- _Work to complete_: Scan the records below. List lines holding "type".

--- start ---

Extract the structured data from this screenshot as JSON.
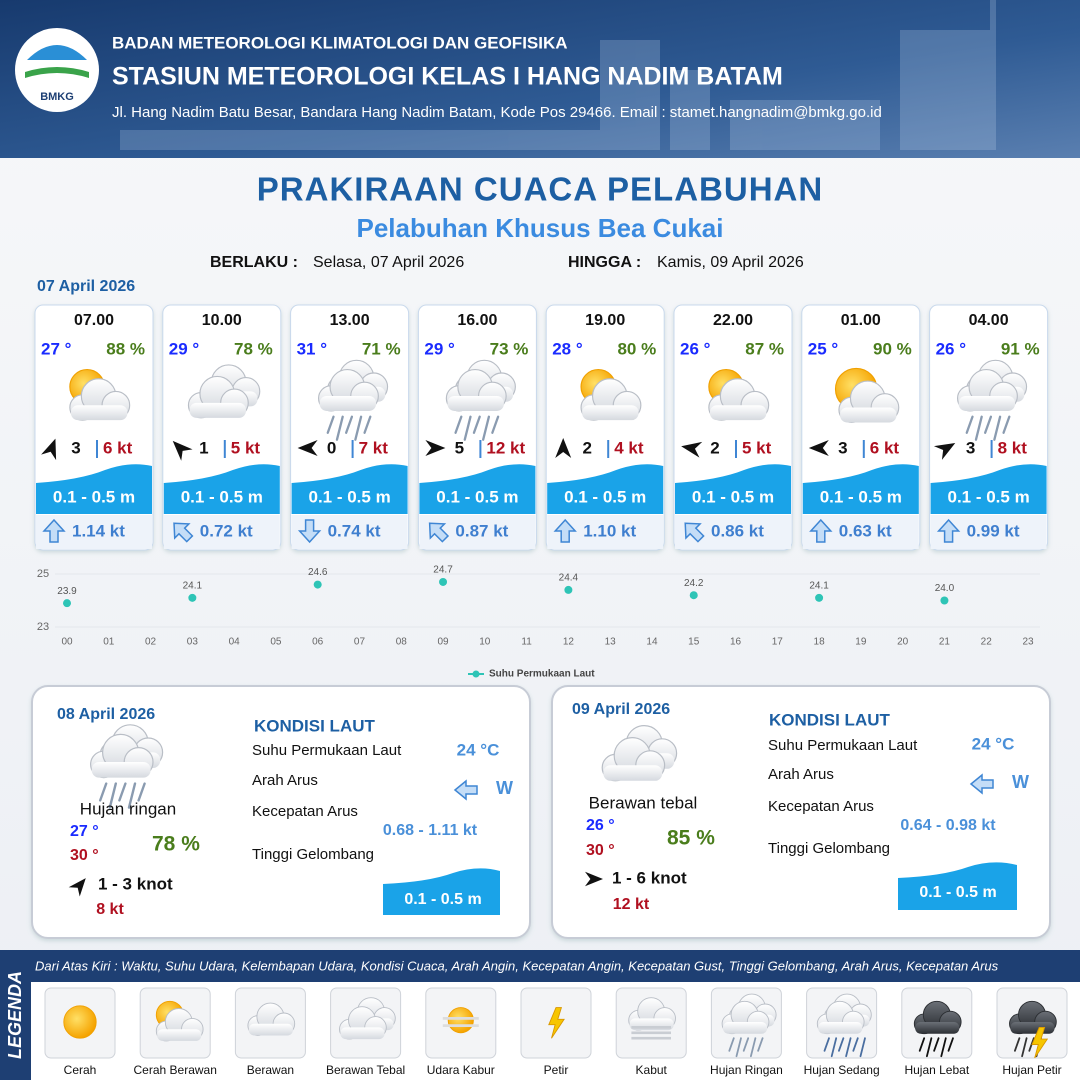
{
  "header": {
    "logo": "BMKG",
    "agency": "BADAN METEOROLOGI KLIMATOLOGI DAN GEOFISIKA",
    "station": "STASIUN METEOROLOGI KELAS I HANG NADIM BATAM",
    "address": "Jl. Hang Nadim Batu Besar, Bandara Hang Nadim Batam, Kode Pos 29466. Email : stamet.hangnadim@bmkg.go.id"
  },
  "title": "PRAKIRAAN CUACA PELABUHAN",
  "subtitle": "Pelabuhan Khusus Bea Cukai",
  "validity": {
    "from_label": "BERLAKU :",
    "from": "Selasa, 07 April 2026",
    "to_label": "HINGGA :",
    "to": "Kamis, 09 April 2026"
  },
  "day1": {
    "date": "07 April 2026",
    "cards": [
      {
        "time": "07.00",
        "temp": "27 °",
        "humidity": "88 %",
        "wind_dir": 20,
        "wind": "3",
        "gust": "6 kt",
        "wave": "0.1 - 0.5 m",
        "current_dir": 0,
        "current": "1.14 kt"
      },
      {
        "time": "10.00",
        "temp": "29 °",
        "humidity": "78 %",
        "wind_dir": 315,
        "wind": "1",
        "gust": "5 kt",
        "wave": "0.1 - 0.5 m",
        "current_dir": 315,
        "current": "0.72 kt"
      },
      {
        "time": "13.00",
        "temp": "31 °",
        "humidity": "71 %",
        "wind_dir": 270,
        "wind": "0",
        "gust": "7 kt",
        "wave": "0.1 - 0.5 m",
        "current_dir": 180,
        "current": "0.74 kt"
      },
      {
        "time": "16.00",
        "temp": "29 °",
        "humidity": "73 %",
        "wind_dir": 90,
        "wind": "5",
        "gust": "12 kt",
        "wave": "0.1 - 0.5 m",
        "current_dir": 315,
        "current": "0.87 kt"
      },
      {
        "time": "19.00",
        "temp": "28 °",
        "humidity": "80 %",
        "wind_dir": 0,
        "wind": "2",
        "gust": "4 kt",
        "wave": "0.1 - 0.5 m",
        "current_dir": 0,
        "current": "1.10 kt"
      },
      {
        "time": "22.00",
        "temp": "26 °",
        "humidity": "87 %",
        "wind_dir": 280,
        "wind": "2",
        "gust": "5 kt",
        "wave": "0.1 - 0.5 m",
        "current_dir": 315,
        "current": "0.86 kt"
      },
      {
        "time": "01.00",
        "temp": "25 °",
        "humidity": "90 %",
        "wind_dir": 270,
        "wind": "3",
        "gust": "6 kt",
        "wave": "0.1 - 0.5 m",
        "current_dir": 0,
        "current": "0.63 kt"
      },
      {
        "time": "04.00",
        "temp": "26 °",
        "humidity": "91 %",
        "wind_dir": 60,
        "wind": "3",
        "gust": "8 kt",
        "wave": "0.1 - 0.5 m",
        "current_dir": 0,
        "current": "0.99 kt"
      }
    ]
  },
  "chart_data": {
    "type": "line",
    "categories": [
      "00",
      "01",
      "02",
      "03",
      "04",
      "05",
      "06",
      "07",
      "08",
      "09",
      "10",
      "11",
      "12",
      "13",
      "14",
      "15",
      "16",
      "17",
      "18",
      "19",
      "20",
      "21",
      "22",
      "23"
    ],
    "series": [
      {
        "name": "Suhu Permukaan Laut",
        "color": "#2ec4b6",
        "values": [
          23.9,
          null,
          null,
          24.1,
          null,
          null,
          24.6,
          null,
          null,
          24.7,
          null,
          null,
          24.4,
          null,
          null,
          24.2,
          null,
          null,
          24.1,
          null,
          null,
          24.0,
          null,
          null
        ],
        "value_labels": [
          "23.9",
          null,
          null,
          "24.1",
          null,
          null,
          "24.6",
          null,
          null,
          "24.7",
          null,
          null,
          "24.4",
          null,
          null,
          "24.2",
          null,
          null,
          "24.1",
          null,
          null,
          "24.0",
          null,
          null
        ]
      }
    ],
    "ylim": [
      23,
      25
    ],
    "yticks": [
      23,
      25
    ]
  },
  "days": [
    {
      "date": "08 April 2026",
      "condition": "Hujan ringan",
      "temp_min": "27 °",
      "temp_max": "30 °",
      "humidity": "78 %",
      "wind_dir": 40,
      "wind": "1 - 3 knot",
      "gust": "8 kt",
      "sea": {
        "title": "KONDISI LAUT",
        "sst_label": "Suhu Permukaan Laut",
        "sst": "24 °C",
        "current_dir_label": "Arah Arus",
        "current_dir": "W",
        "current_speed_label": "Kecepatan Arus",
        "current_speed": "0.68  - 1.11 kt",
        "wave_label": "Tinggi Gelombang",
        "wave": "0.1 - 0.5 m"
      }
    },
    {
      "date": "09 April 2026",
      "condition": "Berawan tebal",
      "temp_min": "26 °",
      "temp_max": "30 °",
      "humidity": "85 %",
      "wind_dir": 90,
      "wind": "1 - 6 knot",
      "gust": "12 kt",
      "sea": {
        "title": "KONDISI LAUT",
        "sst_label": "Suhu Permukaan Laut",
        "sst": "24 °C",
        "current_dir_label": "Arah Arus",
        "current_dir": "W",
        "current_speed_label": "Kecepatan Arus",
        "current_speed": "0.64 - 0.98 kt",
        "wave_label": "Tinggi Gelombang",
        "wave": "0.1 - 0.5 m"
      }
    }
  ],
  "legend": {
    "label": "LEGENDA",
    "description": "Dari Atas Kiri : Waktu, Suhu Udara, Kelembapan Udara, Kondisi Cuaca, Arah Angin, Kecepatan Angin, Kecepatan Gust, Tinggi Gelombang, Arah Arus, Kecepatan Arus",
    "items": [
      "Cerah",
      "Cerah Berawan",
      "Berawan",
      "Berawan Tebal",
      "Udara Kabur",
      "Petir",
      "Kabut",
      "Hujan Ringan",
      "Hujan Sedang",
      "Hujan Lebat",
      "Hujan Petir"
    ]
  }
}
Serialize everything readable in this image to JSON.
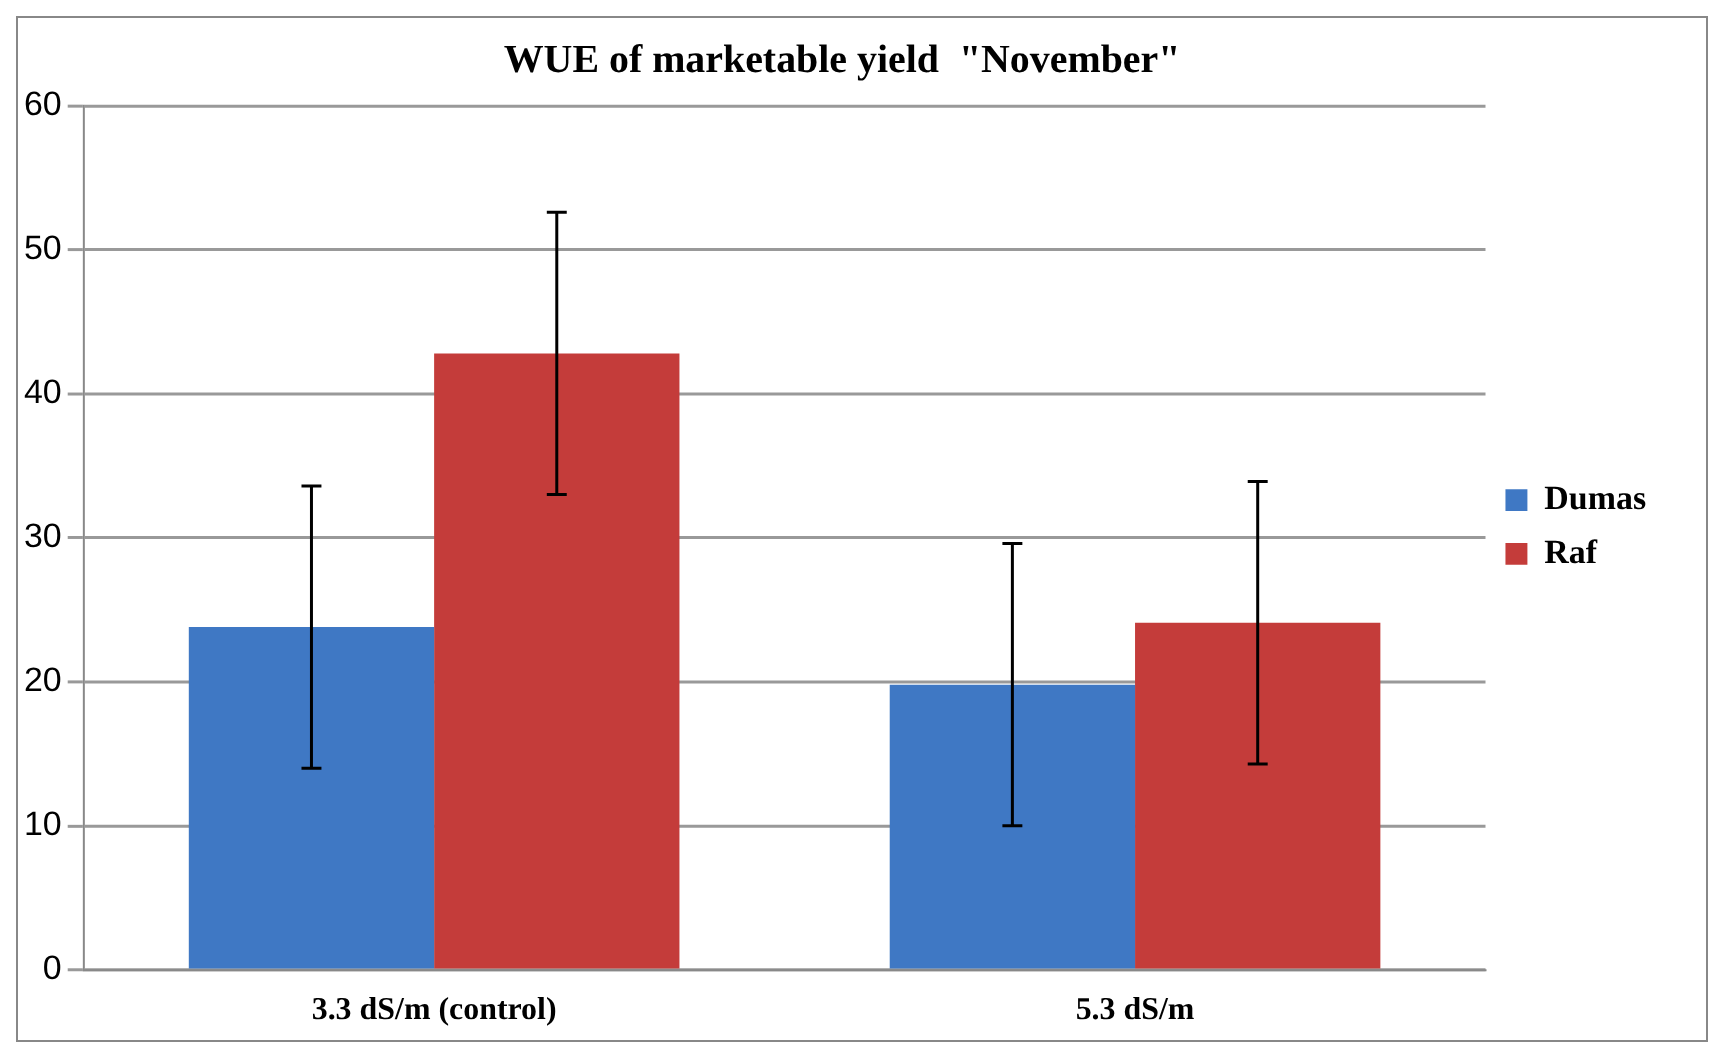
{
  "chart_data": {
    "type": "bar",
    "title": "WUE of marketable yield  \"November\"",
    "categories": [
      "3.3 dS/m (control)",
      "5.3 dS/m"
    ],
    "series": [
      {
        "name": "Dumas",
        "color": "#3f78c4",
        "values": [
          23.8,
          19.8
        ],
        "errors": [
          9.8,
          9.8
        ]
      },
      {
        "name": "Raf",
        "color": "#c43c3a",
        "values": [
          42.8,
          24.1
        ],
        "errors": [
          9.8,
          9.8
        ]
      }
    ],
    "ylim": [
      0,
      60
    ],
    "yticks": [
      0,
      10,
      20,
      30,
      40,
      50,
      60
    ],
    "grid": "y",
    "legend": "right"
  }
}
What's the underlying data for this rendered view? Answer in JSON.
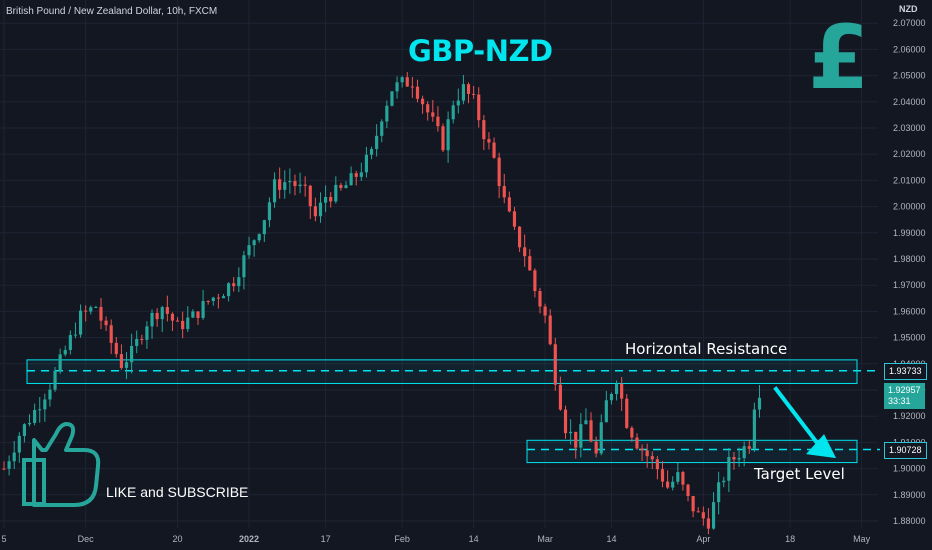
{
  "header": {
    "symbol": "British Pound / New Zealand Dollar, 10h, FXCM",
    "title": "GBP-NZD",
    "currency": "NZD"
  },
  "overlay": {
    "pound_glyph": "£",
    "cta": "LIKE and SUBSCRIBE",
    "thumbs_icon": "thumbs-up-icon"
  },
  "annotations": {
    "resistance_label": "Horizontal Resistance",
    "target_label": "Target Level"
  },
  "price_tags": {
    "resistance": "1.93733",
    "last_price": "1.92957",
    "countdown": "33:31",
    "target": "1.90728"
  },
  "colors": {
    "background": "#131722",
    "bull": "#26a69a",
    "bear": "#ef5350",
    "accent": "#00e5ee",
    "grid": "#1f2433"
  },
  "chart_data": {
    "type": "candlestick",
    "instrument": "GBP/NZD",
    "timeframe": "10h",
    "ylim": [
      1.875,
      2.073
    ],
    "y_ticks": [
      1.88,
      1.89,
      1.9,
      1.91,
      1.92,
      1.93,
      1.94,
      1.95,
      1.96,
      1.97,
      1.98,
      1.99,
      2.0,
      2.01,
      2.02,
      2.03,
      2.04,
      2.05,
      2.06,
      2.07
    ],
    "y_tick_labels": [
      "1.88000",
      "1.89000",
      "1.90000",
      "1.91000",
      "1.92000",
      "1.93000",
      "1.94000",
      "1.95000",
      "1.96000",
      "1.97000",
      "1.98000",
      "1.99000",
      "2.00000",
      "2.01000",
      "2.02000",
      "2.03000",
      "2.04000",
      "2.05000",
      "2.06000",
      "2.07000"
    ],
    "x_tick_labels": [
      "5",
      "Dec",
      "20",
      "2022",
      "17",
      "Feb",
      "14",
      "Mar",
      "14",
      "Apr",
      "18",
      "May"
    ],
    "x_tick_index": [
      0,
      16,
      34,
      48,
      63,
      78,
      92,
      106,
      119,
      137,
      154,
      168
    ],
    "x_bold": [
      false,
      false,
      false,
      true,
      false,
      false,
      false,
      false,
      false,
      false,
      false,
      false
    ],
    "bars_total": 172,
    "last_index": 148,
    "anchors": [
      [
        0,
        1.9
      ],
      [
        3,
        1.913
      ],
      [
        6,
        1.922
      ],
      [
        9,
        1.932
      ],
      [
        12,
        1.945
      ],
      [
        15,
        1.958
      ],
      [
        18,
        1.962
      ],
      [
        20,
        1.952
      ],
      [
        23,
        1.94
      ],
      [
        25,
        1.944
      ],
      [
        28,
        1.956
      ],
      [
        31,
        1.962
      ],
      [
        34,
        1.954
      ],
      [
        37,
        1.958
      ],
      [
        40,
        1.964
      ],
      [
        43,
        1.968
      ],
      [
        45,
        1.972
      ],
      [
        47,
        1.98
      ],
      [
        49,
        1.988
      ],
      [
        51,
        1.996
      ],
      [
        53,
        2.008
      ],
      [
        56,
        2.01
      ],
      [
        59,
        2.005
      ],
      [
        61,
        1.996
      ],
      [
        63,
        2.004
      ],
      [
        66,
        2.006
      ],
      [
        69,
        2.012
      ],
      [
        72,
        2.02
      ],
      [
        74,
        2.035
      ],
      [
        76,
        2.045
      ],
      [
        78,
        2.047
      ],
      [
        80,
        2.048
      ],
      [
        82,
        2.04
      ],
      [
        84,
        2.032
      ],
      [
        86,
        2.024
      ],
      [
        88,
        2.04
      ],
      [
        90,
        2.045
      ],
      [
        92,
        2.04
      ],
      [
        94,
        2.028
      ],
      [
        96,
        2.018
      ],
      [
        98,
        2.002
      ],
      [
        100,
        1.99
      ],
      [
        102,
        1.982
      ],
      [
        104,
        1.968
      ],
      [
        106,
        1.958
      ],
      [
        108,
        1.935
      ],
      [
        110,
        1.916
      ],
      [
        112,
        1.91
      ],
      [
        114,
        1.918
      ],
      [
        116,
        1.905
      ],
      [
        118,
        1.925
      ],
      [
        120,
        1.935
      ],
      [
        122,
        1.918
      ],
      [
        124,
        1.91
      ],
      [
        126,
        1.905
      ],
      [
        128,
        1.9
      ],
      [
        130,
        1.893
      ],
      [
        132,
        1.897
      ],
      [
        134,
        1.888
      ],
      [
        136,
        1.882
      ],
      [
        138,
        1.88
      ],
      [
        140,
        1.892
      ],
      [
        142,
        1.902
      ],
      [
        144,
        1.906
      ],
      [
        146,
        1.91
      ],
      [
        147,
        1.925
      ],
      [
        148,
        1.93
      ],
      [
        149,
        1.9296
      ]
    ],
    "resistance": {
      "value": 1.93733,
      "zone": [
        1.9325,
        1.9415
      ]
    },
    "target": {
      "value": 1.90728,
      "zone": [
        1.9023,
        1.9108
      ]
    },
    "arrow": {
      "from": [
        151,
        1.931
      ],
      "to": [
        163,
        1.904
      ]
    }
  }
}
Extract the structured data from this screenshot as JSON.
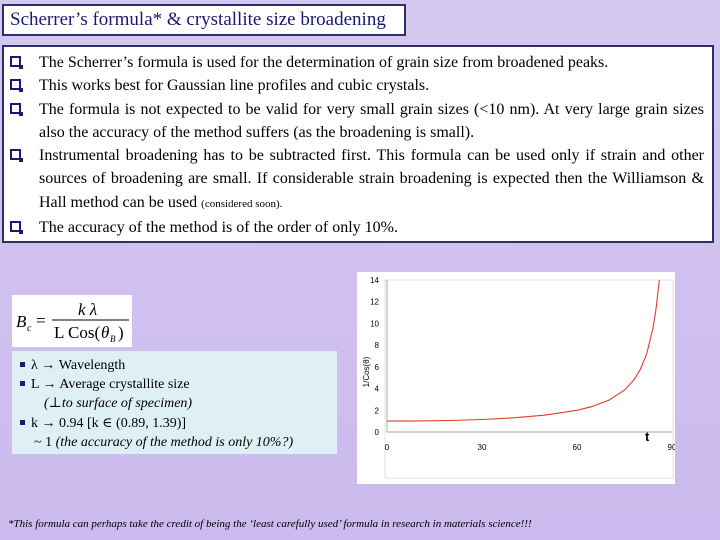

--- end ---

- _Written solution_:
    "type": "line",
    "type": "bar",
    "type": "candlestick",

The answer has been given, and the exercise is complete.